● **WRITTEN PROBLEM**: Check every line of the material below for the string "cupcakes", and return the ones that have it.

##### RECORDS SUPPLIED #####

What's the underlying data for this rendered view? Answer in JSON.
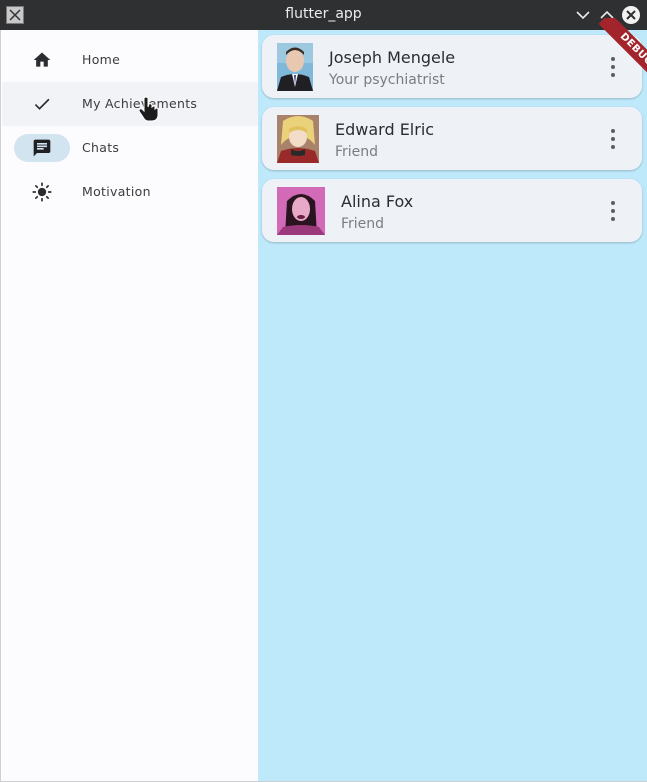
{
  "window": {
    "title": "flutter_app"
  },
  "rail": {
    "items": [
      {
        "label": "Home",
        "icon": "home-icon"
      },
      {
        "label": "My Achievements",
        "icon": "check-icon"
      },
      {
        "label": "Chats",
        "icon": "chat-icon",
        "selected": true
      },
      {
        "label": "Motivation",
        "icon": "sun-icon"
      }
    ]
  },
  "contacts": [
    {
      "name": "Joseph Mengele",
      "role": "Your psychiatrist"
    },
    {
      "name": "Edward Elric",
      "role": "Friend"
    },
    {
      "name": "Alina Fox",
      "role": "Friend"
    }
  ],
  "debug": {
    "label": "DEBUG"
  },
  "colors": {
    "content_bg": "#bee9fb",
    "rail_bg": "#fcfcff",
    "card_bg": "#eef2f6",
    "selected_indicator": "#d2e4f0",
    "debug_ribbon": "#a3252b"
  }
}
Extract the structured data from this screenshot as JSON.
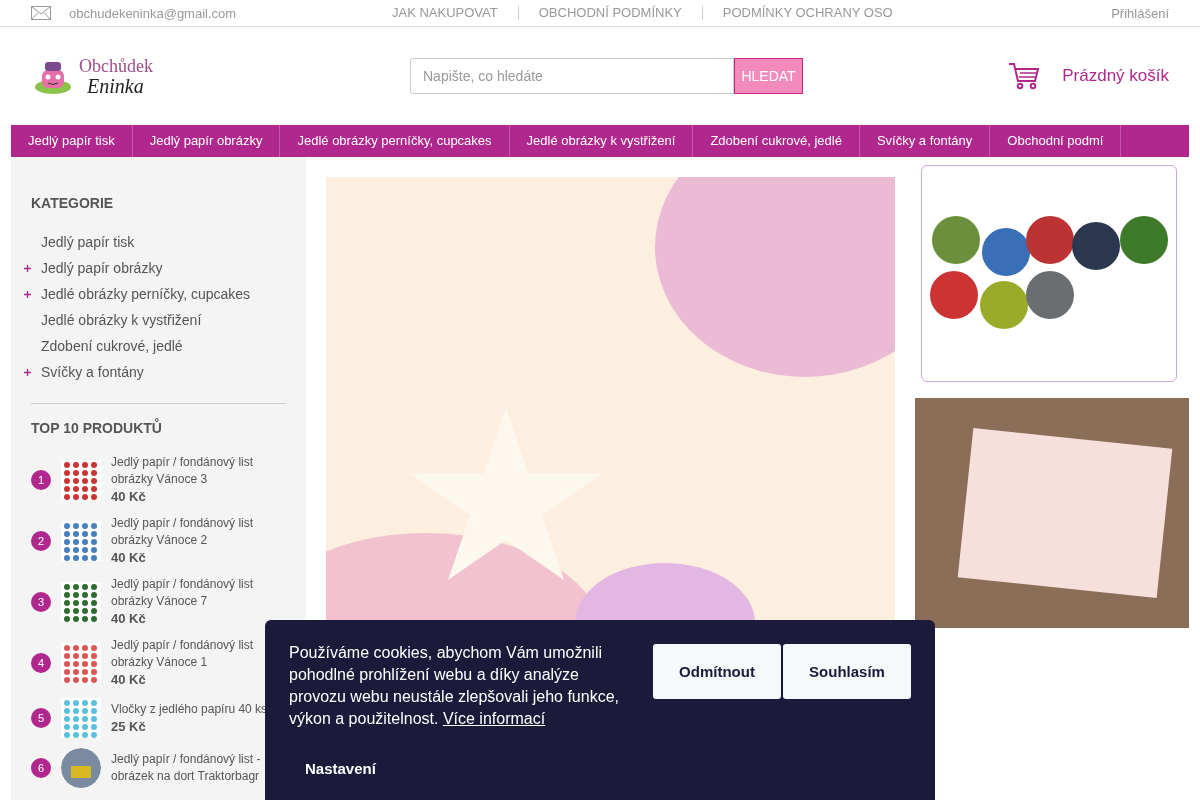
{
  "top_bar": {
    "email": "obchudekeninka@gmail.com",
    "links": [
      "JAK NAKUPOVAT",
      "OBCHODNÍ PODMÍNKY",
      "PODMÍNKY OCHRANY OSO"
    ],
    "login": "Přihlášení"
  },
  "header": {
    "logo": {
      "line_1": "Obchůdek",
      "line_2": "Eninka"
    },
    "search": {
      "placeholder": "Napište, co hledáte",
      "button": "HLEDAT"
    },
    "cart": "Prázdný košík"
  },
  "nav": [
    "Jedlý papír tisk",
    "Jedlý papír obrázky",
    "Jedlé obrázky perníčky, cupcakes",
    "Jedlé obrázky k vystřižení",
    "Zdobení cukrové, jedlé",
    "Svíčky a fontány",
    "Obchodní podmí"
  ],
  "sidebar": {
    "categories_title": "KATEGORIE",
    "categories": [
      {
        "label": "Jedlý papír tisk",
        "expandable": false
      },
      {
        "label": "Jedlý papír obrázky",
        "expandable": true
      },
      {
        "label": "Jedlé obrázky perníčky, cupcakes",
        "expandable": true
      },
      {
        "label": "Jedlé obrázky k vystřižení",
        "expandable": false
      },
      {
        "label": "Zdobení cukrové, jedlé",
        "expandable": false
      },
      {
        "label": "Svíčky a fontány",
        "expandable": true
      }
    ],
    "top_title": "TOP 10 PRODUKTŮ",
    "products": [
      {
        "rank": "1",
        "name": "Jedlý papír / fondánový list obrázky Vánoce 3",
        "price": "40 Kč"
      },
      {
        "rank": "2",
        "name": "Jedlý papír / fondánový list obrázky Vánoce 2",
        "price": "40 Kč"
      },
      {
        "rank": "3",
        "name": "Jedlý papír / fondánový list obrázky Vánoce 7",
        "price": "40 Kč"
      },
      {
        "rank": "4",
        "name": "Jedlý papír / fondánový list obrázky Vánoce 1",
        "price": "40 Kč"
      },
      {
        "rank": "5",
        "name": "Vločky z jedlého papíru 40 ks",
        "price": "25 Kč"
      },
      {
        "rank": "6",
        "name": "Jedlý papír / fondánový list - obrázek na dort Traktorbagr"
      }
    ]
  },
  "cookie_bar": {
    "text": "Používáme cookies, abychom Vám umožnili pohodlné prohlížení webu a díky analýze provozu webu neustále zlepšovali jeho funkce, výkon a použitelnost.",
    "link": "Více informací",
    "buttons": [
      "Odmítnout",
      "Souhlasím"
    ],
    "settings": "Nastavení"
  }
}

#####
##### RECORDS SUPPLIED #####

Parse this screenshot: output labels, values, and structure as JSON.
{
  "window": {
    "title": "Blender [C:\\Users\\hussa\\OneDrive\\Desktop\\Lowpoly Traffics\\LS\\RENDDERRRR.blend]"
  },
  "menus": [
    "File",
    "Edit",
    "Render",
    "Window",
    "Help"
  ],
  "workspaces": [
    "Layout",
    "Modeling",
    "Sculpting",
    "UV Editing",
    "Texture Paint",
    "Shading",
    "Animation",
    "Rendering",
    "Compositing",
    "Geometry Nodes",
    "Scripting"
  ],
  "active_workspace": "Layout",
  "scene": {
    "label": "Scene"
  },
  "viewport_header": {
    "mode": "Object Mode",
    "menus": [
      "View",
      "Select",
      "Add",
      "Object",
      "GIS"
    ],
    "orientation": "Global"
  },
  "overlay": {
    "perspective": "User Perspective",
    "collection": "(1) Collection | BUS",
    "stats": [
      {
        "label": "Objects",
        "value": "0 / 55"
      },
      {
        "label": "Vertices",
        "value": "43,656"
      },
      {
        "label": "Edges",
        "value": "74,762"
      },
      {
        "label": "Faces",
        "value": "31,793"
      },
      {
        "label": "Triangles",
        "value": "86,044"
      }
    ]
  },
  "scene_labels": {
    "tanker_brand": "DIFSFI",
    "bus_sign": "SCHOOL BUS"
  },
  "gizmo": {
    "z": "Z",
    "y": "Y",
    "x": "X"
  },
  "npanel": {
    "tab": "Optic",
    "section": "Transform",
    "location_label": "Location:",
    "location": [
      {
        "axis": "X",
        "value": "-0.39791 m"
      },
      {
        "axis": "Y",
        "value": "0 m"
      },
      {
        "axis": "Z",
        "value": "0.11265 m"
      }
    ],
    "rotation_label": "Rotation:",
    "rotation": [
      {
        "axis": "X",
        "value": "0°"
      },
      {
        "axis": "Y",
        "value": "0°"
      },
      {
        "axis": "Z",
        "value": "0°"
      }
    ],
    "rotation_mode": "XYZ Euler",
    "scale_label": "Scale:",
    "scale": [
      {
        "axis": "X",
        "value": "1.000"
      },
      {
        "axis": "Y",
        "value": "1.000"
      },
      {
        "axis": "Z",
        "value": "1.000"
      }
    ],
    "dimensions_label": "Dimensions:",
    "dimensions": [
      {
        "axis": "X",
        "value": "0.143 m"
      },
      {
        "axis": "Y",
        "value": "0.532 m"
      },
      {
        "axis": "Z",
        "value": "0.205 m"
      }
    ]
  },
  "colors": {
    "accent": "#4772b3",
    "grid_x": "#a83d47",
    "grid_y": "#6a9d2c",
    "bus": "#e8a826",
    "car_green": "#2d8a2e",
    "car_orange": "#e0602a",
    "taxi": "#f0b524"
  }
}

#####
##### RECORDS SUPPLIED #####

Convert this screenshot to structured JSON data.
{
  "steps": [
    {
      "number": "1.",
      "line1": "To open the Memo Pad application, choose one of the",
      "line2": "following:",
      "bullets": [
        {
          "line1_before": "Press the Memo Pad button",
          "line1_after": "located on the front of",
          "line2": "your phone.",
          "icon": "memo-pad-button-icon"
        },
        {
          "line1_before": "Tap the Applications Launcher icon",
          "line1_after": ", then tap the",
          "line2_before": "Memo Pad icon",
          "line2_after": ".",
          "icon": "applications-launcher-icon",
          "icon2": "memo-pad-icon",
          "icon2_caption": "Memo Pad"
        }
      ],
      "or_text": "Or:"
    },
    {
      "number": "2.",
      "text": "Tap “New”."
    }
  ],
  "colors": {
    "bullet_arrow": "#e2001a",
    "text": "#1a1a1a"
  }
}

#####

● **COMPLETE OUTPUT**:
    "Jedlé obrázky perníčky, cupcakes",
        "label": "Jedlé obrázky perníčky, cupcakes",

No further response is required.